What is required — The listing below must be repeated word for word, with its images excluded.

Dataset entries —
"""
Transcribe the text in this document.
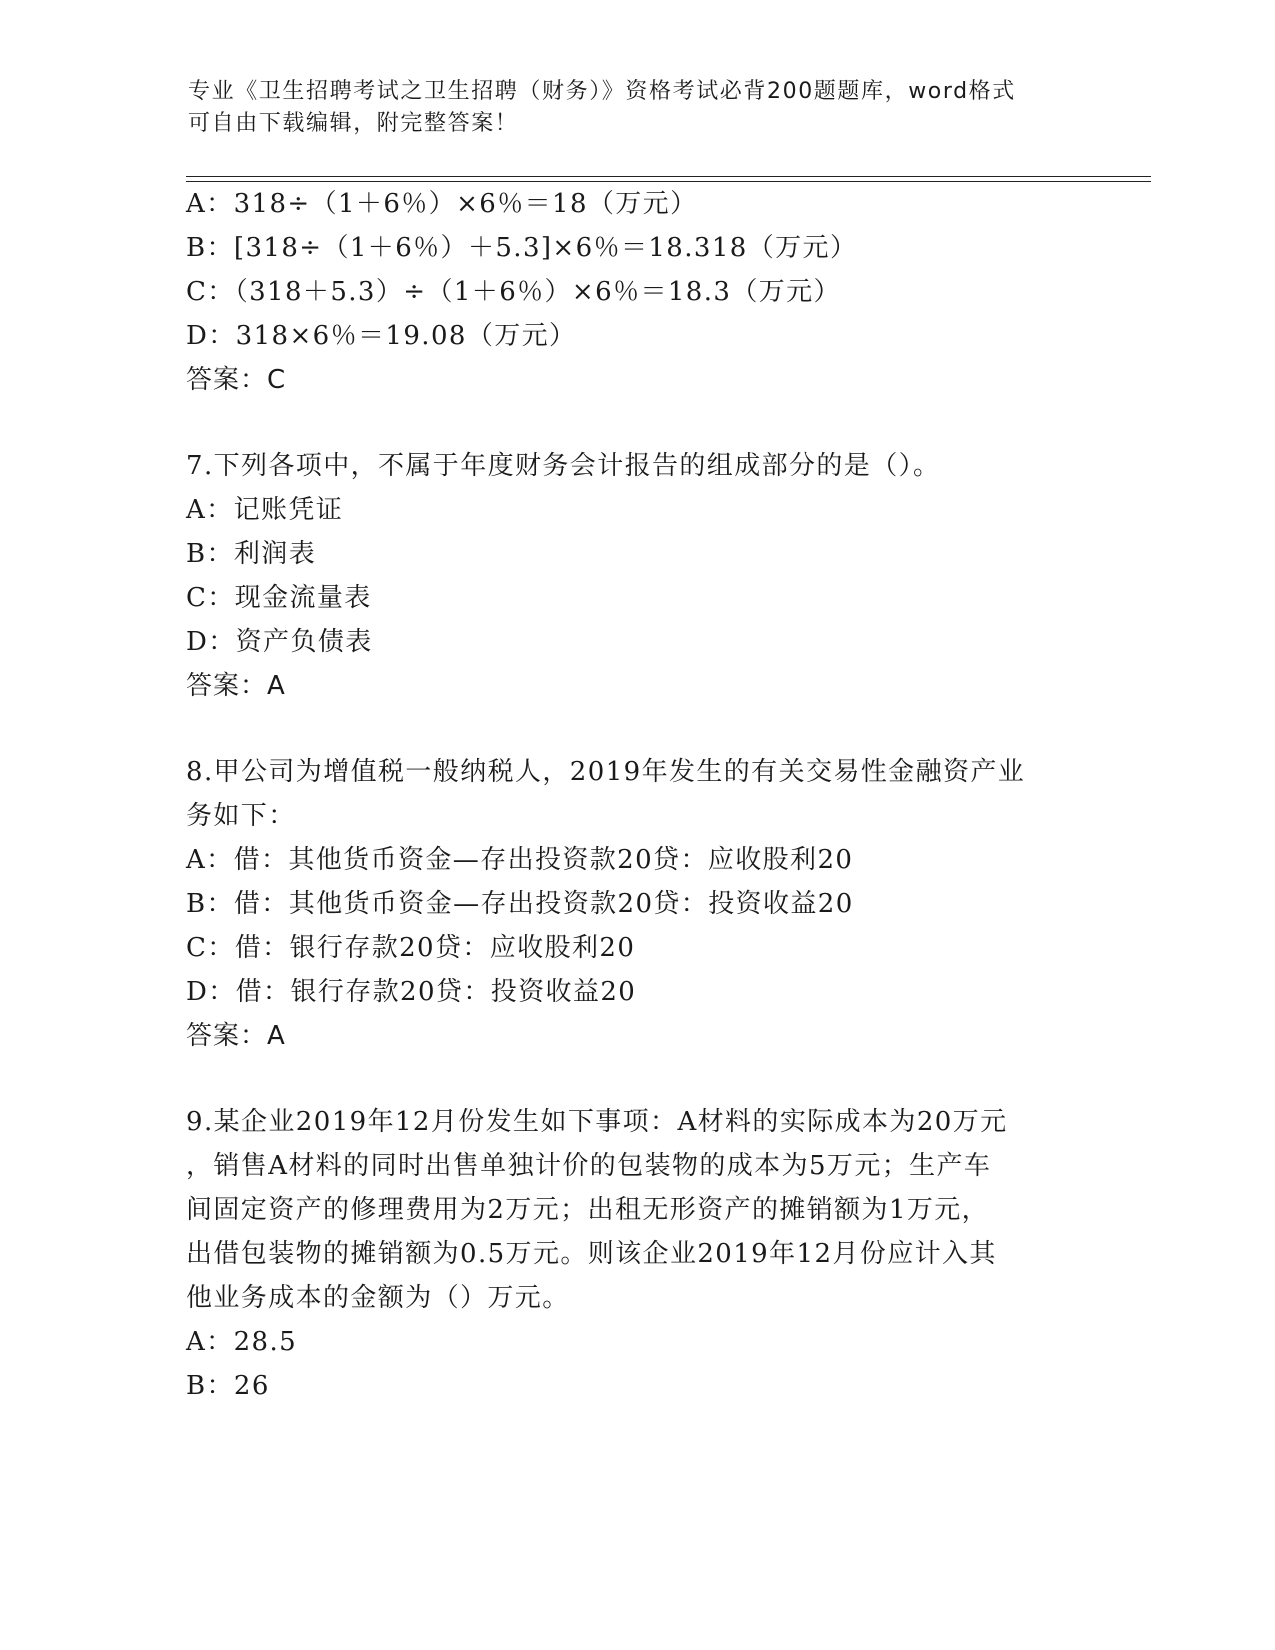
专业《卫生招聘考试之卫生招聘（财务）》资格考试必背200题题库，word格式
可自由下载编辑，附完整答案！
A：318÷（1＋6％）×6％＝18（万元）
B：[318÷（1＋6％）＋5.3]×6％＝18.318（万元）
C：（318＋5.3）÷（1＋6％）×6％＝18.3（万元）
D：318×6％＝19.08（万元）
答案：C
7.下列各项中，不属于年度财务会计报告的组成部分的是（）。
A：记账凭证
B：利润表
C：现金流量表
D：资产负债表
答案：A
8.甲公司为增值税一般纳税人，2019年发生的有关交易性金融资产业
务如下：
A：借：其他货币资金—存出投资款20贷：应收股利20
B：借：其他货币资金—存出投资款20贷：投资收益20
C：借：银行存款20贷：应收股利20
D：借：银行存款20贷：投资收益20
答案：A
9.某企业2019年12月份发生如下事项：A材料的实际成本为20万元
，销售A材料的同时出售单独计价的包装物的成本为5万元；生产车
间固定资产的修理费用为2万元；出租无形资产的摊销额为1万元，
出借包装物的摊销额为0.5万元。则该企业2019年12月份应计入其
他业务成本的金额为（）万元。
A：28.5
B：26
"""
Output below —
Transcribe the text in this document.
专业《卫生招聘考试之卫生招聘（财务）》资格考试必背200题题库，word格式
可自由下载编辑，附完整答案！
A：318÷（1＋6％）×6％＝18（万元）
B：[318÷（1＋6％）＋5.3]×6％＝18.318（万元）
C：（318＋5.3）÷（1＋6％）×6％＝18.3（万元）
D：318×6％＝19.08（万元）
答案：C
7.下列各项中，不属于年度财务会计报告的组成部分的是（）。
A：记账凭证
B：利润表
C：现金流量表
D：资产负债表
答案：A
8.甲公司为增值税一般纳税人，2019年发生的有关交易性金融资产业
务如下：
A：借：其他货币资金—存出投资款20贷：应收股利20
B：借：其他货币资金—存出投资款20贷：投资收益20
C：借：银行存款20贷：应收股利20
D：借：银行存款20贷：投资收益20
答案：A
9.某企业2019年12月份发生如下事项：A材料的实际成本为20万元
，销售A材料的同时出售单独计价的包装物的成本为5万元；生产车
间固定资产的修理费用为2万元；出租无形资产的摊销额为1万元，
出借包装物的摊销额为0.5万元。则该企业2019年12月份应计入其
他业务成本的金额为（）万元。
A：28.5
B：26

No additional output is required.